Part of a data file
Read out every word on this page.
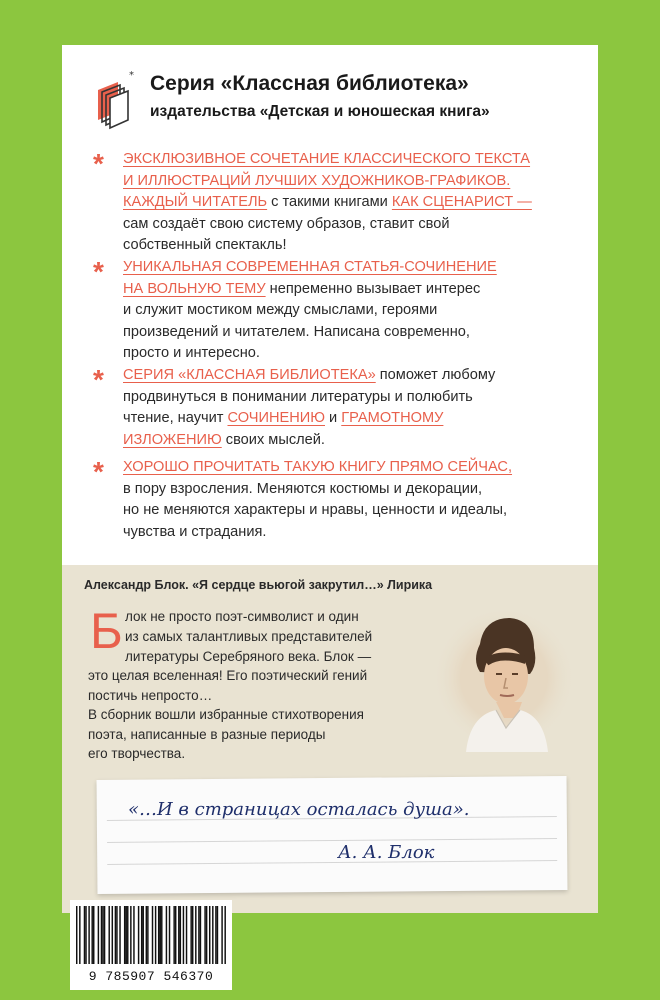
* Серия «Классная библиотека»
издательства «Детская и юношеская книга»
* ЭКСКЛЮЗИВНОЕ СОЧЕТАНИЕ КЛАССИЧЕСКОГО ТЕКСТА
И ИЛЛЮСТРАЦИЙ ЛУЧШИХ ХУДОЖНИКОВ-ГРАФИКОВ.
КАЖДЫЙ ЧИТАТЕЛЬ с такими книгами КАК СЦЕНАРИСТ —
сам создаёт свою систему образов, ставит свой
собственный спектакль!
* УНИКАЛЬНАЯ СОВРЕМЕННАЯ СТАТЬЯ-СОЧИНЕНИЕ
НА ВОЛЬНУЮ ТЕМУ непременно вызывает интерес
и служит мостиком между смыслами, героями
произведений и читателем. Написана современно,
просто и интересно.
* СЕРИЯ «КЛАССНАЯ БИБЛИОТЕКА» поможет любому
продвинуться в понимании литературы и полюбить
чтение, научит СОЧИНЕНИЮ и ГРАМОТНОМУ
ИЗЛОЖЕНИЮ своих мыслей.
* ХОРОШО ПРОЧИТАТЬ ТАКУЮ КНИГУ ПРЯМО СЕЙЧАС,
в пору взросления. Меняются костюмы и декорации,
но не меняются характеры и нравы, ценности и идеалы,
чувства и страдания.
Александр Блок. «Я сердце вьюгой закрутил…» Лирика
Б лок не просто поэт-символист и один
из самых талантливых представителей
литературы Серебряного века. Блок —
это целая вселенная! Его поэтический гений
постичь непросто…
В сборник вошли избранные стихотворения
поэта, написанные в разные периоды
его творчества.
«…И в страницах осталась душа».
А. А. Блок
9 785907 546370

What to do
Go through the data and gather every line that holds "Блок".

Exercise answer
Александр Блок. «Я сердце вьюгой закрутил…» Лирика
литературы Серебряного века. Блок —
А. А. Блок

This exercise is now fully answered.